● Task to complete
Without the pictures, give the entries below again exactly as written.

● Excerpted records

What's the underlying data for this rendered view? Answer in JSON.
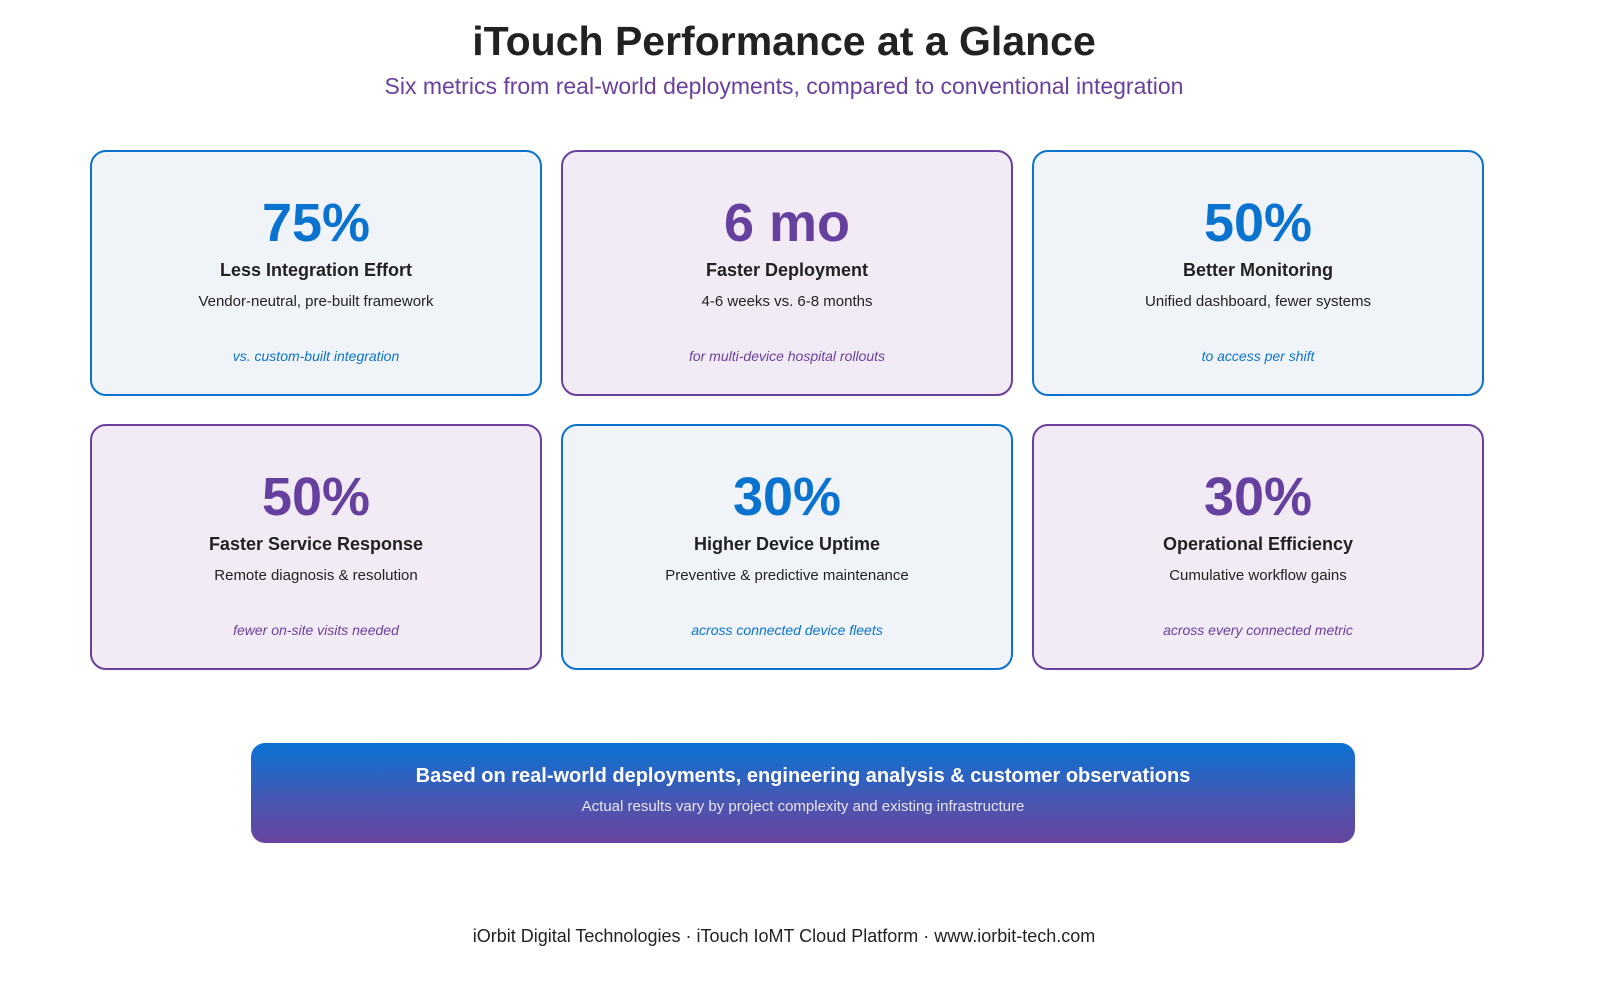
{
  "header": {
    "title": "iTouch Performance at a Glance",
    "subtitle": "Six metrics from real-world deployments, compared to conventional integration"
  },
  "colors": {
    "blue_accent": "#0a73cf",
    "purple_accent": "#6a3f9e",
    "blue_card_bg": "#f0f4f9",
    "purple_card_bg": "#f2ebf5"
  },
  "metrics": [
    {
      "value": "75%",
      "label": "Less Integration Effort",
      "desc": "Vendor-neutral, pre-built framework",
      "note": "vs. custom-built integration",
      "theme": "blue"
    },
    {
      "value": "6 mo",
      "label": "Faster Deployment",
      "desc": "4-6 weeks vs. 6-8 months",
      "note": "for multi-device hospital rollouts",
      "theme": "purple"
    },
    {
      "value": "50%",
      "label": "Better Monitoring",
      "desc": "Unified dashboard, fewer systems",
      "note": "to access per shift",
      "theme": "blue"
    },
    {
      "value": "50%",
      "label": "Faster Service Response",
      "desc": "Remote diagnosis & resolution",
      "note": "fewer on-site visits needed",
      "theme": "purple"
    },
    {
      "value": "30%",
      "label": "Higher Device Uptime",
      "desc": "Preventive & predictive maintenance",
      "note": "across connected device fleets",
      "theme": "blue"
    },
    {
      "value": "30%",
      "label": "Operational Efficiency",
      "desc": "Cumulative workflow gains",
      "note": "across every connected metric",
      "theme": "purple"
    }
  ],
  "banner": {
    "headline": "Based on real-world deployments, engineering analysis & customer observations",
    "sub": "Actual results vary by project complexity and existing infrastructure"
  },
  "footer": {
    "text": "iOrbit Digital Technologies · iTouch IoMT Cloud Platform · www.iorbit-tech.com"
  }
}
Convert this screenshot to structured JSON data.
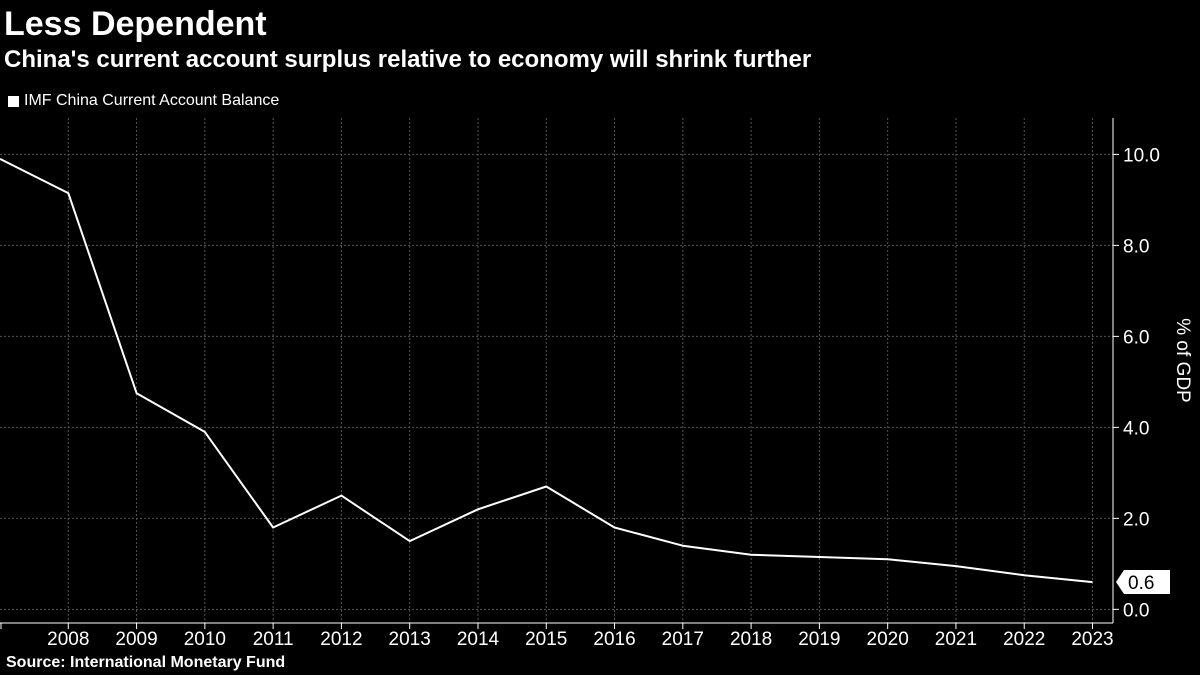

● Solved problem
What's the underlying data for this rendered view? Answer in JSON.
{
  "header": {
    "title": "iTouch Performance at a Glance",
    "subtitle": "Six metrics from real-world deployments, compared to conventional integration"
  },
  "colors": {
    "blue_accent": "#0a73cf",
    "purple_accent": "#6a3f9e",
    "blue_card_bg": "#f0f4f9",
    "purple_card_bg": "#f2ebf5"
  },
  "metrics": [
    {
      "value": "75%",
      "label": "Less Integration Effort",
      "desc": "Vendor-neutral, pre-built framework",
      "note": "vs. custom-built integration",
      "theme": "blue"
    },
    {
      "value": "6 mo",
      "label": "Faster Deployment",
      "desc": "4-6 weeks vs. 6-8 months",
      "note": "for multi-device hospital rollouts",
      "theme": "purple"
    },
    {
      "value": "50%",
      "label": "Better Monitoring",
      "desc": "Unified dashboard, fewer systems",
      "note": "to access per shift",
      "theme": "blue"
    },
    {
      "value": "50%",
      "label": "Faster Service Response",
      "desc": "Remote diagnosis & resolution",
      "note": "fewer on-site visits needed",
      "theme": "purple"
    },
    {
      "value": "30%",
      "label": "Higher Device Uptime",
      "desc": "Preventive & predictive maintenance",
      "note": "across connected device fleets",
      "theme": "blue"
    },
    {
      "value": "30%",
      "label": "Operational Efficiency",
      "desc": "Cumulative workflow gains",
      "note": "across every connected metric",
      "theme": "purple"
    }
  ],
  "banner": {
    "headline": "Based on real-world deployments, engineering analysis & customer observations",
    "sub": "Actual results vary by project complexity and existing infrastructure"
  },
  "footer": {
    "text": "iOrbit Digital Technologies · iTouch IoMT Cloud Platform · www.iorbit-tech.com"
  }
}
Convert this screenshot to structured JSON data.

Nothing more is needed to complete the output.